◆ Direction
Locate every line in the records below that holds the word "this" and return each one.
══ Input
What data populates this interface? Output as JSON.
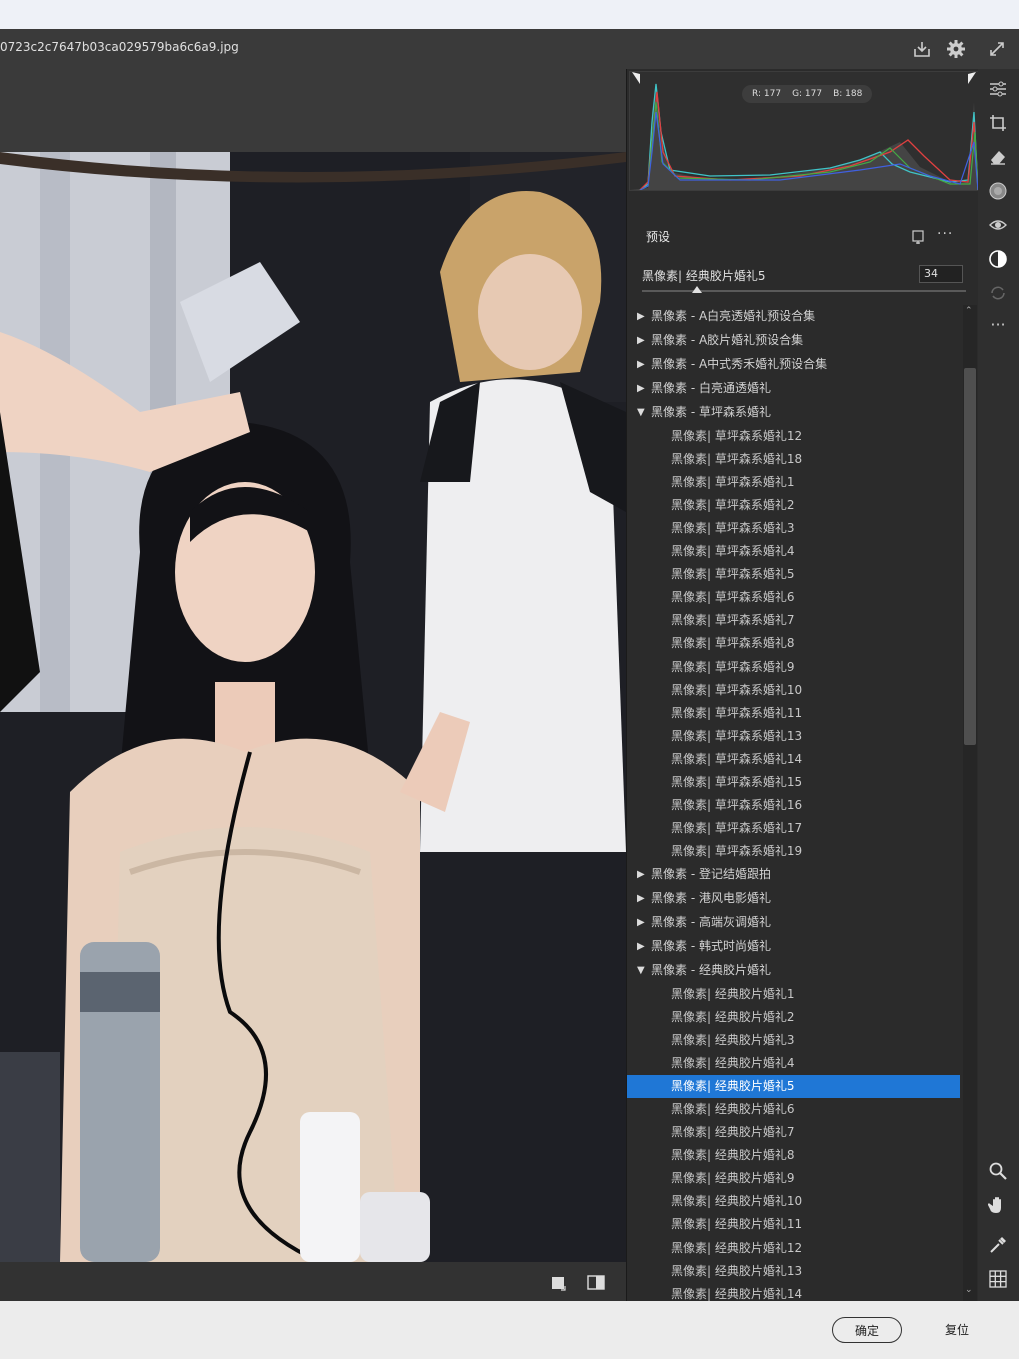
{
  "window": {
    "filename": "0723c2c7647b03ca029579ba6c6a9.jpg"
  },
  "histogram": {
    "r": "R: 177",
    "g": "G: 177",
    "b": "B: 188"
  },
  "presets": {
    "header": "预设",
    "amount_label": "黑像素| 经典胶片婚礼5",
    "amount_value": "34",
    "amount_fraction": 0.17,
    "groups": [
      {
        "label": "黑像素 - A白亮透婚礼预设合集",
        "expanded": false,
        "items": []
      },
      {
        "label": "黑像素 - A胶片婚礼预设合集",
        "expanded": false,
        "items": []
      },
      {
        "label": "黑像素 - A中式秀禾婚礼预设合集",
        "expanded": false,
        "items": []
      },
      {
        "label": "黑像素 - 白亮通透婚礼",
        "expanded": false,
        "items": []
      },
      {
        "label": "黑像素 - 草坪森系婚礼",
        "expanded": true,
        "items": [
          "黑像素|  草坪森系婚礼12",
          "黑像素|  草坪森系婚礼18",
          "黑像素| 草坪森系婚礼1",
          "黑像素| 草坪森系婚礼2",
          "黑像素| 草坪森系婚礼3",
          "黑像素| 草坪森系婚礼4",
          "黑像素| 草坪森系婚礼5",
          "黑像素| 草坪森系婚礼6",
          "黑像素| 草坪森系婚礼7",
          "黑像素| 草坪森系婚礼8",
          "黑像素| 草坪森系婚礼9",
          "黑像素| 草坪森系婚礼10",
          "黑像素| 草坪森系婚礼11",
          "黑像素| 草坪森系婚礼13",
          "黑像素| 草坪森系婚礼14",
          "黑像素| 草坪森系婚礼15",
          "黑像素| 草坪森系婚礼16",
          "黑像素| 草坪森系婚礼17",
          "黑像素| 草坪森系婚礼19"
        ]
      },
      {
        "label": "黑像素 - 登记结婚跟拍",
        "expanded": false,
        "items": []
      },
      {
        "label": "黑像素 - 港风电影婚礼",
        "expanded": false,
        "items": []
      },
      {
        "label": "黑像素 - 高端灰调婚礼",
        "expanded": false,
        "items": []
      },
      {
        "label": "黑像素 - 韩式时尚婚礼",
        "expanded": false,
        "items": []
      },
      {
        "label": "黑像素 - 经典胶片婚礼",
        "expanded": true,
        "items": [
          "黑像素| 经典胶片婚礼1",
          "黑像素| 经典胶片婚礼2",
          "黑像素| 经典胶片婚礼3",
          "黑像素| 经典胶片婚礼4",
          "黑像素| 经典胶片婚礼5",
          "黑像素| 经典胶片婚礼6",
          "黑像素| 经典胶片婚礼7",
          "黑像素| 经典胶片婚礼8",
          "黑像素| 经典胶片婚礼9",
          "黑像素| 经典胶片婚礼10",
          "黑像素| 经典胶片婚礼11",
          "黑像素| 经典胶片婚礼12",
          "黑像素| 经典胶片婚礼13",
          "黑像素| 经典胶片婚礼14"
        ]
      }
    ],
    "selected": "黑像素| 经典胶片婚礼5"
  },
  "footer": {
    "ok": "确定",
    "reset": "复位"
  },
  "colors": {
    "accent": "#1f77d6"
  }
}
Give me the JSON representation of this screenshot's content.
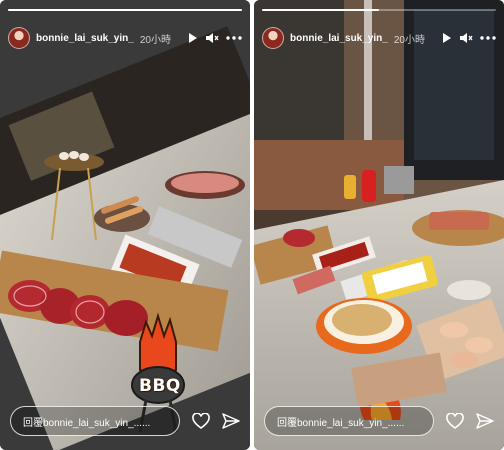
{
  "stories": [
    {
      "username": "bonnie_lai_suk_yin_",
      "time": "20小時",
      "reply_placeholder": "回覆bonnie_lai_suk_yin_......",
      "progress": 1.0,
      "sticker_text": "BBQ",
      "icons": [
        "avatar",
        "play-icon",
        "mute-icon",
        "more-icon",
        "heart-icon",
        "send-icon"
      ]
    },
    {
      "username": "bonnie_lai_suk_yin_",
      "time": "20小時",
      "reply_placeholder": "回覆bonnie_lai_suk_yin_......",
      "progress": 0.5,
      "icons": [
        "avatar",
        "play-icon",
        "mute-icon",
        "more-icon",
        "heart-icon",
        "send-icon"
      ]
    }
  ],
  "colors": {
    "background": "#ffffff",
    "story_bg": "#2a2a2a",
    "accent": "#e8481c"
  }
}
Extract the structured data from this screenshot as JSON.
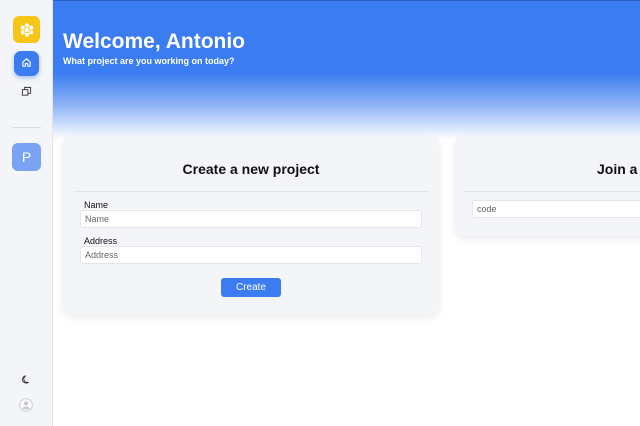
{
  "header": {
    "title": "Welcome, Antonio",
    "subtitle": "What project are you working on today?"
  },
  "sidebar": {
    "project_initial": "P"
  },
  "create_card": {
    "title": "Create a new project",
    "name_label": "Name",
    "name_placeholder": "Name",
    "address_label": "Address",
    "address_placeholder": "Address",
    "create_label": "Create"
  },
  "join_card": {
    "title": "Join a",
    "code_placeholder": "code"
  },
  "colors": {
    "accent": "#3b7cf0",
    "logo": "#f5c518"
  },
  "icons": [
    "logo-icon",
    "home-icon",
    "projects-icon",
    "moon-icon",
    "user-icon"
  ]
}
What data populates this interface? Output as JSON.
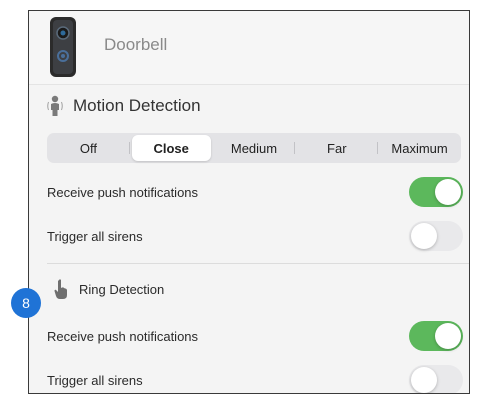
{
  "device": {
    "name": "Doorbell",
    "icon": "doorbell-icon"
  },
  "motion_detection": {
    "title": "Motion Detection",
    "icon": "person-icon",
    "range_options": [
      "Off",
      "Close",
      "Medium",
      "Far",
      "Maximum"
    ],
    "selected_range": "Close",
    "rows": [
      {
        "label": "Receive push notifications",
        "on": true
      },
      {
        "label": "Trigger all sirens",
        "on": false
      }
    ]
  },
  "ring_detection": {
    "title": "Ring Detection",
    "icon": "hand-pointer-icon",
    "rows": [
      {
        "label": "Receive push notifications",
        "on": true
      },
      {
        "label": "Trigger all sirens",
        "on": false
      }
    ]
  },
  "callout": {
    "number": "8",
    "color": "#1f73d6"
  },
  "colors": {
    "toggle_on": "#5cb85c",
    "toggle_off": "#e9e9eb"
  }
}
════
◆ Response to the task
What data populates this interface? Output as JSON.
Give me the JSON representation of this screenshot's content.
Extract the structured data from this screenshot as JSON.
What data populates this interface? Output as JSON.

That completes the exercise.